Problem statement:
In full and without alteration, repeat the material.

Records for the task:

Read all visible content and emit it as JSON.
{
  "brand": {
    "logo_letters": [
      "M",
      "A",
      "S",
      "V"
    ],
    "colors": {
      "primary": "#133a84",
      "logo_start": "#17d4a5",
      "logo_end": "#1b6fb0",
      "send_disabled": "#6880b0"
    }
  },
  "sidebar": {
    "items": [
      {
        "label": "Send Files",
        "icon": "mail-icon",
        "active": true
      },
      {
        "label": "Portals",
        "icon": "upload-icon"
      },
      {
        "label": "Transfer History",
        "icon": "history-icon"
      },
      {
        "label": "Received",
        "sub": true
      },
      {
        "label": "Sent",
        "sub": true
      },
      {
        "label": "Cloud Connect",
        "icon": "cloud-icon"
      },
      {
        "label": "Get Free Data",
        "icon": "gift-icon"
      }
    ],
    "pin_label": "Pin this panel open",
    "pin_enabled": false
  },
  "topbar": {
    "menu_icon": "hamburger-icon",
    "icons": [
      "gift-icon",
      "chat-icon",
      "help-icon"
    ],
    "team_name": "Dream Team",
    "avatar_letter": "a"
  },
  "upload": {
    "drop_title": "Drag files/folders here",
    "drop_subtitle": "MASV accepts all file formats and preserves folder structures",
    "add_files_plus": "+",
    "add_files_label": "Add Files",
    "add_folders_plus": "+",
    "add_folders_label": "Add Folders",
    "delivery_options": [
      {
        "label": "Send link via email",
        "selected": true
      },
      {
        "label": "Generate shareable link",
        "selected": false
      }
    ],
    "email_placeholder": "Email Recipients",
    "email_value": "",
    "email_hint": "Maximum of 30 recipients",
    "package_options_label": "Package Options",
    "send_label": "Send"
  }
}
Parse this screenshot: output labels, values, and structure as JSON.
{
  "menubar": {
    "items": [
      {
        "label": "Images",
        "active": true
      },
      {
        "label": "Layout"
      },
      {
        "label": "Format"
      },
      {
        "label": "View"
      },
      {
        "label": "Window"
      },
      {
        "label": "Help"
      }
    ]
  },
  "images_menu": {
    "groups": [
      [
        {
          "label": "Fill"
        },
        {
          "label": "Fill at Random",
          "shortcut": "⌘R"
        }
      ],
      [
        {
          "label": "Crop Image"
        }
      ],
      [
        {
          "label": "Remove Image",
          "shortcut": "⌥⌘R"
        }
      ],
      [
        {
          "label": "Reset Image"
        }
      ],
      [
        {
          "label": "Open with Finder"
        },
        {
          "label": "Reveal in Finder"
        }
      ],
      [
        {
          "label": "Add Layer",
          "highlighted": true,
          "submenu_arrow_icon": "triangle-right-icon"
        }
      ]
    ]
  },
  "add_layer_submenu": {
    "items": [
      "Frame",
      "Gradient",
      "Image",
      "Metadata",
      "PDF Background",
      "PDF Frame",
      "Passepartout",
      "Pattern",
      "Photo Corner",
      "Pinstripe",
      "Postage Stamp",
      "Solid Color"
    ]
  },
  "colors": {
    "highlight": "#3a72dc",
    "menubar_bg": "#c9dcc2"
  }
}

Task answer:
Read all visible content and emit it as JSON.
{
  "brand": {
    "logo_letters": [
      "M",
      "A",
      "S",
      "V"
    ],
    "colors": {
      "primary": "#133a84",
      "logo_start": "#17d4a5",
      "logo_end": "#1b6fb0",
      "send_disabled": "#6880b0"
    }
  },
  "sidebar": {
    "items": [
      {
        "label": "Send Files",
        "icon": "mail-icon",
        "active": true
      },
      {
        "label": "Portals",
        "icon": "upload-icon"
      },
      {
        "label": "Transfer History",
        "icon": "history-icon"
      },
      {
        "label": "Received",
        "sub": true
      },
      {
        "label": "Sent",
        "sub": true
      },
      {
        "label": "Cloud Connect",
        "icon": "cloud-icon"
      },
      {
        "label": "Get Free Data",
        "icon": "gift-icon"
      }
    ],
    "pin_label": "Pin this panel open",
    "pin_enabled": false
  },
  "topbar": {
    "menu_icon": "hamburger-icon",
    "icons": [
      "gift-icon",
      "chat-icon",
      "help-icon"
    ],
    "team_name": "Dream Team",
    "avatar_letter": "a"
  },
  "upload": {
    "drop_title": "Drag files/folders here",
    "drop_subtitle": "MASV accepts all file formats and preserves folder structures",
    "add_files_plus": "+",
    "add_files_label": "Add Files",
    "add_folders_plus": "+",
    "add_folders_label": "Add Folders",
    "delivery_options": [
      {
        "label": "Send link via email",
        "selected": true
      },
      {
        "label": "Generate shareable link",
        "selected": false
      }
    ],
    "email_placeholder": "Email Recipients",
    "email_value": "",
    "email_hint": "Maximum of 30 recipients",
    "package_options_label": "Package Options",
    "send_label": "Send"
  }
}
Parse this screenshot: output labels, values, and structure as JSON.
{
  "menubar": {
    "items": [
      {
        "label": "Images",
        "active": true
      },
      {
        "label": "Layout"
      },
      {
        "label": "Format"
      },
      {
        "label": "View"
      },
      {
        "label": "Window"
      },
      {
        "label": "Help"
      }
    ]
  },
  "images_menu": {
    "groups": [
      [
        {
          "label": "Fill"
        },
        {
          "label": "Fill at Random",
          "shortcut": "⌘R"
        }
      ],
      [
        {
          "label": "Crop Image"
        }
      ],
      [
        {
          "label": "Remove Image",
          "shortcut": "⌥⌘R"
        }
      ],
      [
        {
          "label": "Reset Image"
        }
      ],
      [
        {
          "label": "Open with Finder"
        },
        {
          "label": "Reveal in Finder"
        }
      ],
      [
        {
          "label": "Add Layer",
          "highlighted": true,
          "submenu_arrow_icon": "triangle-right-icon"
        }
      ]
    ]
  },
  "add_layer_submenu": {
    "items": [
      "Frame",
      "Gradient",
      "Image",
      "Metadata",
      "PDF Background",
      "PDF Frame",
      "Passepartout",
      "Pattern",
      "Photo Corner",
      "Pinstripe",
      "Postage Stamp",
      "Solid Color"
    ]
  },
  "colors": {
    "highlight": "#3a72dc",
    "menubar_bg": "#c9dcc2"
  }
}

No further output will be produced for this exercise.